── Dataset extract

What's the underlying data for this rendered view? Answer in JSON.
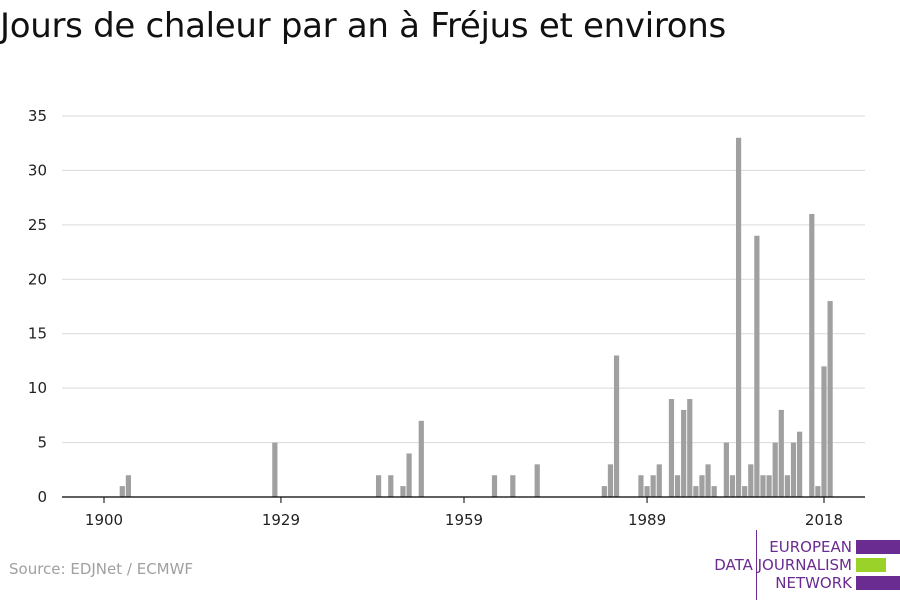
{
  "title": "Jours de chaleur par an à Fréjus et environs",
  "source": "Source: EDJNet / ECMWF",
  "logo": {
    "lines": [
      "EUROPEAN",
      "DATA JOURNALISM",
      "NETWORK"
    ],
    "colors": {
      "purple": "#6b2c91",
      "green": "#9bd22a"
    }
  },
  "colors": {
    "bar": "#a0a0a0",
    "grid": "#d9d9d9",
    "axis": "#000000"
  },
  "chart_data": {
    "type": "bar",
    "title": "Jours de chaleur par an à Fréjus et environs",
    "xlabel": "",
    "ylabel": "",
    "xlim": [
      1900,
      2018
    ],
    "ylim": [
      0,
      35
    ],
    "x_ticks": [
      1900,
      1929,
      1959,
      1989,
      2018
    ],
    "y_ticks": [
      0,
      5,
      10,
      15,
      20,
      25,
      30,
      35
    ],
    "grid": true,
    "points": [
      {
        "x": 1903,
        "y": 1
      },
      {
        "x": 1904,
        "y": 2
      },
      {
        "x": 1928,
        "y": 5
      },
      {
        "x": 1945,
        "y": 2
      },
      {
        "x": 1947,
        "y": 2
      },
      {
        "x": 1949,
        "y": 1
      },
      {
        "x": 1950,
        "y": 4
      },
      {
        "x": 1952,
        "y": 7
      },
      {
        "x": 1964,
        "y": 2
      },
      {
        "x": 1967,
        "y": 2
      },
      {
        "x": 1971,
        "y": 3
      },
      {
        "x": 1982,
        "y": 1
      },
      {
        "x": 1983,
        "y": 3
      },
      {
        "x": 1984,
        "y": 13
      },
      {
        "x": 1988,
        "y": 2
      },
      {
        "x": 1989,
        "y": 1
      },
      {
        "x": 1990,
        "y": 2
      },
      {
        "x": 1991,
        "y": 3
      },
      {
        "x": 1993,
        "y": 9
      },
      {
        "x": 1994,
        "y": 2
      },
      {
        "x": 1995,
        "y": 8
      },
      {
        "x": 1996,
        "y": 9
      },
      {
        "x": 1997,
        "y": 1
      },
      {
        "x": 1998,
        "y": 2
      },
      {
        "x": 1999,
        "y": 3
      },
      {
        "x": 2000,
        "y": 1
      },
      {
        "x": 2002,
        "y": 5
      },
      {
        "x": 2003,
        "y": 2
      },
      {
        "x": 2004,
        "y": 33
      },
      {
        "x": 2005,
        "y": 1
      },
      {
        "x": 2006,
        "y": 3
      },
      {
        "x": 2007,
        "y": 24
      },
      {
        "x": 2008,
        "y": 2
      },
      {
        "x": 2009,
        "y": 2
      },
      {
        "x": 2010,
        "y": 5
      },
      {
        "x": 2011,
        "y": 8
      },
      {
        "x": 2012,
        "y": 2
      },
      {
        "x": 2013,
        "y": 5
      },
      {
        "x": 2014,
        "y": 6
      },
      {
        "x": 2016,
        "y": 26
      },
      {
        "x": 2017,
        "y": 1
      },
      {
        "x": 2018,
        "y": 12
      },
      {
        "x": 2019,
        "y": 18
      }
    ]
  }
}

────
── Dataset extract

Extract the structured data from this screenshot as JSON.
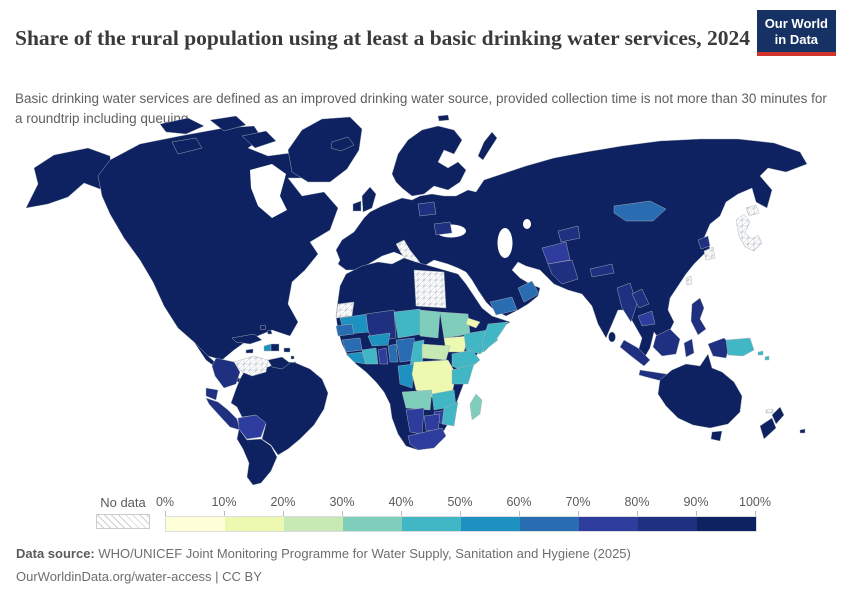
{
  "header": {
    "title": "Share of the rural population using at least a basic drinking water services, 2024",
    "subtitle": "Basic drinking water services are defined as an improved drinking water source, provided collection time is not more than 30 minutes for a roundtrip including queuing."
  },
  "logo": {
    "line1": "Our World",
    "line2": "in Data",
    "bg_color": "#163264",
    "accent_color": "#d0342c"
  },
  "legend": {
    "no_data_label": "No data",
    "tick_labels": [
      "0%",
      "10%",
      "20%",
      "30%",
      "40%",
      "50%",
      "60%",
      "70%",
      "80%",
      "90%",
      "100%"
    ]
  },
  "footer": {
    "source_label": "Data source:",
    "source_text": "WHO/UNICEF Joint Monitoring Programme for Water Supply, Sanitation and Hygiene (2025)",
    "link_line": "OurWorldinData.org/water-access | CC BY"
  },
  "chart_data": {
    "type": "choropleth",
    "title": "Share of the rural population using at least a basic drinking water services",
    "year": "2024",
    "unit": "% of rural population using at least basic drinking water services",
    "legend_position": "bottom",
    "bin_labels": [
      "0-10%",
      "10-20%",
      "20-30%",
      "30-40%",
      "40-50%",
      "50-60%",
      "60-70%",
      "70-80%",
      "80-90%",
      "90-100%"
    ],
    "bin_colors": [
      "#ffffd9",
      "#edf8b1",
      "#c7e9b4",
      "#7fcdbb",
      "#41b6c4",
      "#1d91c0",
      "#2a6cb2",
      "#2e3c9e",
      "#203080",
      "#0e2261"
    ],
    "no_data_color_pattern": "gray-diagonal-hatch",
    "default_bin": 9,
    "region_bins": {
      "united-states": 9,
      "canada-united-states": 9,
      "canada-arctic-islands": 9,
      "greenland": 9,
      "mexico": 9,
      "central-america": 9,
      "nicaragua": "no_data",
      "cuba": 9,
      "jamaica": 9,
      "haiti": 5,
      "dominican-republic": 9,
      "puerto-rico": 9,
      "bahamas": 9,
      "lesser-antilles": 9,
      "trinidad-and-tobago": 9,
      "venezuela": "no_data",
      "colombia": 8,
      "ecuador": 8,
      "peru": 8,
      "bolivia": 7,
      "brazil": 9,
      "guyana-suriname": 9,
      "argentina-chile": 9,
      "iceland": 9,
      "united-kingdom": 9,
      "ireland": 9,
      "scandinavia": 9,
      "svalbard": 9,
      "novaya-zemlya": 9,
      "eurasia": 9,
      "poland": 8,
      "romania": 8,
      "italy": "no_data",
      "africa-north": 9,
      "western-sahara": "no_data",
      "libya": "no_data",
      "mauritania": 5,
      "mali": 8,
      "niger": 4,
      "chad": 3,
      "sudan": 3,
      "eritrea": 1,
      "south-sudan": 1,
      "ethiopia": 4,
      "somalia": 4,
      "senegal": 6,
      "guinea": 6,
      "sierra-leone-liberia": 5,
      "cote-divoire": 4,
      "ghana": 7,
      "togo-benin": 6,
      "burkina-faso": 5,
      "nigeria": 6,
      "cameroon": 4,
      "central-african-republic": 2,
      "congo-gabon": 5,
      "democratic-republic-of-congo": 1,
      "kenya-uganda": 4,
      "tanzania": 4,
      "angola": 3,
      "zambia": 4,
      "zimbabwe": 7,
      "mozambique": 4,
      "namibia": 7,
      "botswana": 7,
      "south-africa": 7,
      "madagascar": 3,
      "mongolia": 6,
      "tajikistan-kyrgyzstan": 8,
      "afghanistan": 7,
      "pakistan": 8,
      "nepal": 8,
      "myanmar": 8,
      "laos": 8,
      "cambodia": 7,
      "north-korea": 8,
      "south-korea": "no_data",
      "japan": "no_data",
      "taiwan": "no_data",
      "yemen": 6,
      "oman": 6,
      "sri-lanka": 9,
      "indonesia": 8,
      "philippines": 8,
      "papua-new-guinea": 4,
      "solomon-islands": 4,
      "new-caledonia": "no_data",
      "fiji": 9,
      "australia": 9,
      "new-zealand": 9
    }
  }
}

────

» **What is needed**
From the records above, pull out every line containing the word "republic".

» **Written response**
      "dominican-republic": 9,
      "central-african-republic": 2,
      "democratic-republic-of-congo": 1,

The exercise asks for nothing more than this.